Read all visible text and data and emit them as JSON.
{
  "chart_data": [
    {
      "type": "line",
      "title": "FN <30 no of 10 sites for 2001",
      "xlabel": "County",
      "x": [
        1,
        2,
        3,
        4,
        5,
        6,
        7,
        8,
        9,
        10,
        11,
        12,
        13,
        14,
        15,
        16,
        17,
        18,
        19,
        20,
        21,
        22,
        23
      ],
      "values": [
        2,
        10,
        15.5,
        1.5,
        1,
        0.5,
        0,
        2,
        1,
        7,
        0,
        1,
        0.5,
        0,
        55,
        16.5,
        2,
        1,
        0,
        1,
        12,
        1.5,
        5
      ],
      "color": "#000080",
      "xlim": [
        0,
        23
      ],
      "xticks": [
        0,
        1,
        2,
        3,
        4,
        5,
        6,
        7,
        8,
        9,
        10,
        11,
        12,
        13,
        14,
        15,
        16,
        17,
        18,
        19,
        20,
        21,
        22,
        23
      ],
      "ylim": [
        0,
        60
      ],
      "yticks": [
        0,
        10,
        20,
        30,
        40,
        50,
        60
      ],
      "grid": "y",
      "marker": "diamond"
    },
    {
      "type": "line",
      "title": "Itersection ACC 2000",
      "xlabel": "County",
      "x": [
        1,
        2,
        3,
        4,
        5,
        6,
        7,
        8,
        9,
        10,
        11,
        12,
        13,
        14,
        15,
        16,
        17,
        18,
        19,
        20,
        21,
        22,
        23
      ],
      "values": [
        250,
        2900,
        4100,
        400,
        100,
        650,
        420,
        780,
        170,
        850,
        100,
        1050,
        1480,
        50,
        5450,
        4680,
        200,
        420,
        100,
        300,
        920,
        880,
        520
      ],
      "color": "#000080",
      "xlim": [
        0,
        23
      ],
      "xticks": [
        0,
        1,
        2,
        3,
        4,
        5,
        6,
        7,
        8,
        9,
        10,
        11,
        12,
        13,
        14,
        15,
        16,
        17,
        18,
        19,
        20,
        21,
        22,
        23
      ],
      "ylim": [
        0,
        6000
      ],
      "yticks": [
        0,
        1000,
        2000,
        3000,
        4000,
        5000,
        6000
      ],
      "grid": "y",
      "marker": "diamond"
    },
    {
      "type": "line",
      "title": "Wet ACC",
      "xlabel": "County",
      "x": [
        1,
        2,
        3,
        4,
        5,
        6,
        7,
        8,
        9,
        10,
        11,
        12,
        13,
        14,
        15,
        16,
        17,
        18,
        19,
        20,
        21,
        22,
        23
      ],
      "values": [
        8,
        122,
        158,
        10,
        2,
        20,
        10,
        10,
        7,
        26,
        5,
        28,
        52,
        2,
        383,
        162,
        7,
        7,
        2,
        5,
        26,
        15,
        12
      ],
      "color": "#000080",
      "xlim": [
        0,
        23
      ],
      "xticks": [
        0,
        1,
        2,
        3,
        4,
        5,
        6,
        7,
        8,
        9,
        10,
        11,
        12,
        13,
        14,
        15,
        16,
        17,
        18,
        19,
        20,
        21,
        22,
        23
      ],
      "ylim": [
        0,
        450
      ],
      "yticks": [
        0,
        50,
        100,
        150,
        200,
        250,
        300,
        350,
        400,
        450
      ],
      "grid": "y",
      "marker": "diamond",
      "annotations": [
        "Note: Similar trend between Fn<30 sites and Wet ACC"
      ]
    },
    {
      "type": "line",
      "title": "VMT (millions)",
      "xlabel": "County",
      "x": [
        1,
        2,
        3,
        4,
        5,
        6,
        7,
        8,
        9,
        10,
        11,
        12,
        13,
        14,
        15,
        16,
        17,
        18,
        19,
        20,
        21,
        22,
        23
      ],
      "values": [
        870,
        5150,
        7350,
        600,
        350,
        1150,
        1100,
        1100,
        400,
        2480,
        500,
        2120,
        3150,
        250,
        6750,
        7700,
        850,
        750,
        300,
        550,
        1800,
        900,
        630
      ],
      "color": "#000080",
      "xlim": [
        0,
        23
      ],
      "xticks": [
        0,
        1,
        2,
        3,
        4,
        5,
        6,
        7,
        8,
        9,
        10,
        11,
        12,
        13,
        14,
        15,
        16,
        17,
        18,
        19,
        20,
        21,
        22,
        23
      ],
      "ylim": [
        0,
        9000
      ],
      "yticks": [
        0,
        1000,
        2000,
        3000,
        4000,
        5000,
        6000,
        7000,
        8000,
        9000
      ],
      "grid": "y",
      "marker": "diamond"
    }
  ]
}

┄┄┄┄┄┄

◆ WRITTEN EXERCISE
Show every line that contains the word "sites".

◆ EXERCISE SOLUTION
      "title": "FN <30 no of 10 sites for 2001",
        "Note: Similar trend between Fn<30 sites and Wet ACC"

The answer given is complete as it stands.